§ **SHORT EXERCISE**:
Search the records that follow and extract every line containing the string "Tamási".

§ **TASK MATERIAL**:
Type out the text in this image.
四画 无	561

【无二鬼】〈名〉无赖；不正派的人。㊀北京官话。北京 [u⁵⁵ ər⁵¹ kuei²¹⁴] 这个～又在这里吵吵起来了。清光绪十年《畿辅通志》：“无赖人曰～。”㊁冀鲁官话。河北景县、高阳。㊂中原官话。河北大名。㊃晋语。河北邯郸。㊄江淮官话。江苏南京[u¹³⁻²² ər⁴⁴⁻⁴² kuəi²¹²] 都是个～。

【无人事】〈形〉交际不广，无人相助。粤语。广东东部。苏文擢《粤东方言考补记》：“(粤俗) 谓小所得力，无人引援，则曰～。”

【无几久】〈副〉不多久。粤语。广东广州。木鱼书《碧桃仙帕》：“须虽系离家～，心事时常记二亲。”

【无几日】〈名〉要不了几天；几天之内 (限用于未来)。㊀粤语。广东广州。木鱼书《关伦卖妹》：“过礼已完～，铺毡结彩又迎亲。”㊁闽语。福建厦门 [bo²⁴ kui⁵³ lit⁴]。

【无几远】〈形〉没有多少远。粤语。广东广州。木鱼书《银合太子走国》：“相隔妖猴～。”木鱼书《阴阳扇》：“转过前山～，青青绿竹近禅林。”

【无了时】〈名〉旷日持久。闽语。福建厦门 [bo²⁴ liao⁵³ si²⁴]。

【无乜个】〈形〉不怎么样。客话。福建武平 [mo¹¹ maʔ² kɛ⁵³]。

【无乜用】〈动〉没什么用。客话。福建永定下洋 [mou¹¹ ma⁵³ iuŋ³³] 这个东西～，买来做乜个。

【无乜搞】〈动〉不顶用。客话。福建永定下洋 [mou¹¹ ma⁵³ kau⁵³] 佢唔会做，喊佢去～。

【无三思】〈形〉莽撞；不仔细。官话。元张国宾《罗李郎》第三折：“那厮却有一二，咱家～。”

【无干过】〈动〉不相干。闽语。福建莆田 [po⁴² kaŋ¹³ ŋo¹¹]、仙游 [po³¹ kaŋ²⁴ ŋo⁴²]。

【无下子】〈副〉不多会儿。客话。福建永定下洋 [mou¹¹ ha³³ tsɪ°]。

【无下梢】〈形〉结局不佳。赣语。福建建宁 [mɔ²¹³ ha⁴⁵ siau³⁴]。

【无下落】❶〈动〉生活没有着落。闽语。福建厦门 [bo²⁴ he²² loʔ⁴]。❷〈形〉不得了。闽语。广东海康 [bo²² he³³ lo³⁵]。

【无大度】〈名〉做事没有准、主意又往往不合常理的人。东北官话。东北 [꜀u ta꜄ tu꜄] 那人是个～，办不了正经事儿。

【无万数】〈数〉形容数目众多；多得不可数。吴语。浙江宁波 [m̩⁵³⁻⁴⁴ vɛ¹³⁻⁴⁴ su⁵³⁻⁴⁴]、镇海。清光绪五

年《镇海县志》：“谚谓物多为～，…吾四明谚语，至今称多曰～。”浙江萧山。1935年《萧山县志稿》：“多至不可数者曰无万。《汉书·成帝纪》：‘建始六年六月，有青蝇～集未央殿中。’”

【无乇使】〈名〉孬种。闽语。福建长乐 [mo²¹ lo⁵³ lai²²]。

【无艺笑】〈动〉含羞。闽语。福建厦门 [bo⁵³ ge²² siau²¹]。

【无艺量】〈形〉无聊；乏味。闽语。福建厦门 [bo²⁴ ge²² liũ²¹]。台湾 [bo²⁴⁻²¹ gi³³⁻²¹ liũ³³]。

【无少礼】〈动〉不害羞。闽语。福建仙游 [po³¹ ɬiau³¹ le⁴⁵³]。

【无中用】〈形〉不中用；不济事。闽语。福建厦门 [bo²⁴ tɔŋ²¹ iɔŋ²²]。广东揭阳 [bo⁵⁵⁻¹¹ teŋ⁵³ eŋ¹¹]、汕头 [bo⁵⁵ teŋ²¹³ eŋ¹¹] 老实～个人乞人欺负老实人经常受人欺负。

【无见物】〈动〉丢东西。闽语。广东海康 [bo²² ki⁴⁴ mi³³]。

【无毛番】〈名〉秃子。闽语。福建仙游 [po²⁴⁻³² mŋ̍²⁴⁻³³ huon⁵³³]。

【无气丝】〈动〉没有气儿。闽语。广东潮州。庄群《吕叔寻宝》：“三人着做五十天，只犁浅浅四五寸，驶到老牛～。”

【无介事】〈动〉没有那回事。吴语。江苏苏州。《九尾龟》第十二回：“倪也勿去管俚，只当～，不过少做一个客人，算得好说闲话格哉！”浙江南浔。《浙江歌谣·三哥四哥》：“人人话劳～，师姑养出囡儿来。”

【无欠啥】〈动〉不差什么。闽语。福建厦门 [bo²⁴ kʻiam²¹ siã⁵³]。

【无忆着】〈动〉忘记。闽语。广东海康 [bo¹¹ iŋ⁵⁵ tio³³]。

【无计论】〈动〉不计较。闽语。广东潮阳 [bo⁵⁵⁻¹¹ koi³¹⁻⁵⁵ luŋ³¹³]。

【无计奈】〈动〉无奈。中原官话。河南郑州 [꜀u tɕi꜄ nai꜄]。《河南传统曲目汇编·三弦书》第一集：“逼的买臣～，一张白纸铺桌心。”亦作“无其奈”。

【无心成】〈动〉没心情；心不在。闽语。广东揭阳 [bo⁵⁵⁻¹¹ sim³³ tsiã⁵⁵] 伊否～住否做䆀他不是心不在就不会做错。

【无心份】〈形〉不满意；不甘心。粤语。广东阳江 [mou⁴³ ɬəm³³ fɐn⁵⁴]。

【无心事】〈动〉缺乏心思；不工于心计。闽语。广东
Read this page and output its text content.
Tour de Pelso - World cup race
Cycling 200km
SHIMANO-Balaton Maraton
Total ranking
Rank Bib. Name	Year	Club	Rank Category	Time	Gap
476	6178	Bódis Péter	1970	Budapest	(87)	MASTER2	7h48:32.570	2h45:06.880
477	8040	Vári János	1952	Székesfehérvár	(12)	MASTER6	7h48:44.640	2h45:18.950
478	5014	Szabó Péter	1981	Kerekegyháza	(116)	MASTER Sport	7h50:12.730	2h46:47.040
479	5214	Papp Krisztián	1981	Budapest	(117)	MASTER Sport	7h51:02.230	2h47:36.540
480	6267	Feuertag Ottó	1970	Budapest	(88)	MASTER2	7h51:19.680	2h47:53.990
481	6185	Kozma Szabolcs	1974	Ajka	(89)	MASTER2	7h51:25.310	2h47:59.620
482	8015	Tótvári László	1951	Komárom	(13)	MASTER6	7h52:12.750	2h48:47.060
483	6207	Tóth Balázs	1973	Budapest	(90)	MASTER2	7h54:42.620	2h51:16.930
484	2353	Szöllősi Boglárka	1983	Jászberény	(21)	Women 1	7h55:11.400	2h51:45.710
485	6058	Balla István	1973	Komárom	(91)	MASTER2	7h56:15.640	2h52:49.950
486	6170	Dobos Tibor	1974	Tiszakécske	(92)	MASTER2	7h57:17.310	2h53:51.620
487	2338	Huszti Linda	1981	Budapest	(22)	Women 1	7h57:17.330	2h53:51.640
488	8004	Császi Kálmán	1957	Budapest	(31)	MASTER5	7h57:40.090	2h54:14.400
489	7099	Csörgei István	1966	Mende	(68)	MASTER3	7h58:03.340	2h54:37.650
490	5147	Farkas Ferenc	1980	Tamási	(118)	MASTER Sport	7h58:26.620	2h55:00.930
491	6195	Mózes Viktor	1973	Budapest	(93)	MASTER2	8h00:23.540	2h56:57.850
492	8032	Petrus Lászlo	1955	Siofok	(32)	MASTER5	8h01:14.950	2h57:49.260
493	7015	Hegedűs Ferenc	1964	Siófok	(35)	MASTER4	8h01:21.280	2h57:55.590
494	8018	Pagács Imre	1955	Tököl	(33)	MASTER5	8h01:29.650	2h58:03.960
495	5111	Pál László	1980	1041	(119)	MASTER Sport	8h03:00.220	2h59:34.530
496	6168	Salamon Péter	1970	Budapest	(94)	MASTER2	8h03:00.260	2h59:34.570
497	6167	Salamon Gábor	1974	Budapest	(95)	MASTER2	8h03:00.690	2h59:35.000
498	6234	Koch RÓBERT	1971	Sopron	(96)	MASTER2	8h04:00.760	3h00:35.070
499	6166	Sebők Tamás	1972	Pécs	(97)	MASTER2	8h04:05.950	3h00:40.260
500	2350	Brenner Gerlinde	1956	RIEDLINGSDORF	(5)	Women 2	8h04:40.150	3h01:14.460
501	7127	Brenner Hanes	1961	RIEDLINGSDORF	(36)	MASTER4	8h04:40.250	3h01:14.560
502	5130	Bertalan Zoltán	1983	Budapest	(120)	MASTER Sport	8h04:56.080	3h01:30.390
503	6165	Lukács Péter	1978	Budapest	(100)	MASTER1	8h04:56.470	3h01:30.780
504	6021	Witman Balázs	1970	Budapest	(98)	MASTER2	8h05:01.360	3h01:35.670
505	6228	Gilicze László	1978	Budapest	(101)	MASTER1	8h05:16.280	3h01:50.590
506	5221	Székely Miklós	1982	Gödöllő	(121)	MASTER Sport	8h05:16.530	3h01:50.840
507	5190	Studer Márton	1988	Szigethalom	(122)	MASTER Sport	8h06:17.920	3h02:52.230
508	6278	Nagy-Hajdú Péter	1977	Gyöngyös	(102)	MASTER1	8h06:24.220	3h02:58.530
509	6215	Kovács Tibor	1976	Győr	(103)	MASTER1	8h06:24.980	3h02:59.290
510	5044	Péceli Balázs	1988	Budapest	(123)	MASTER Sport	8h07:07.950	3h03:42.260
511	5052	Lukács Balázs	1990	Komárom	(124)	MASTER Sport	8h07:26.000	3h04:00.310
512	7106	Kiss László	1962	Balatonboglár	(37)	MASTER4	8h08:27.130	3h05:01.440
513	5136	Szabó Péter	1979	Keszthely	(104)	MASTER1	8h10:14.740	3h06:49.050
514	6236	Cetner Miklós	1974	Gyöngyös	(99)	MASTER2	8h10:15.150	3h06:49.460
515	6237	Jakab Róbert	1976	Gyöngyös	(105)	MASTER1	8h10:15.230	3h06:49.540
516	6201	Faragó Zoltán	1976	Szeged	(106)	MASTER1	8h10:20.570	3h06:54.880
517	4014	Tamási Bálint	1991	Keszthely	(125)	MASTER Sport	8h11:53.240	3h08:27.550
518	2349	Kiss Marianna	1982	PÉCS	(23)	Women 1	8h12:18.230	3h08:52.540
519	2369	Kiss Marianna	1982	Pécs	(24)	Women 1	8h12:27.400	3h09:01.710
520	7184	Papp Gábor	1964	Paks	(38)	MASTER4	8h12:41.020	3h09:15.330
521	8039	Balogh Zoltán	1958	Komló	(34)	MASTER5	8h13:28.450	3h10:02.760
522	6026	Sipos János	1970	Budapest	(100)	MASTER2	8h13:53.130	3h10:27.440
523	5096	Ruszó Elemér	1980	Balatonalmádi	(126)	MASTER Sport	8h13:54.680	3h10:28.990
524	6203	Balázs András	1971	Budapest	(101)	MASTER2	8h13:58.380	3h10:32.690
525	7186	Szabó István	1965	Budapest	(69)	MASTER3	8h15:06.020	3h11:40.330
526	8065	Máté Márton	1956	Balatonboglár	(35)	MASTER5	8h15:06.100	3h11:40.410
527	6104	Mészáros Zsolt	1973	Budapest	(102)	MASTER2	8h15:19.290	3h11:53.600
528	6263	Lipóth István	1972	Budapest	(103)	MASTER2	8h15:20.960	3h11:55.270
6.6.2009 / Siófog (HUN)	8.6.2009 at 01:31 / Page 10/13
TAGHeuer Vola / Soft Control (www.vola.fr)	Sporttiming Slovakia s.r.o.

§ **SOLUTION FOR THIS PROBLEM**:
490	5147	Farkas Ferenc	1980	Tamási	(118)	MASTER Sport	7h58:26.620	2h55:00.930
517	4014	Tamási Bálint	1991	Keszthely	(125)	MASTER Sport	8h11:53.240	3h08:27.550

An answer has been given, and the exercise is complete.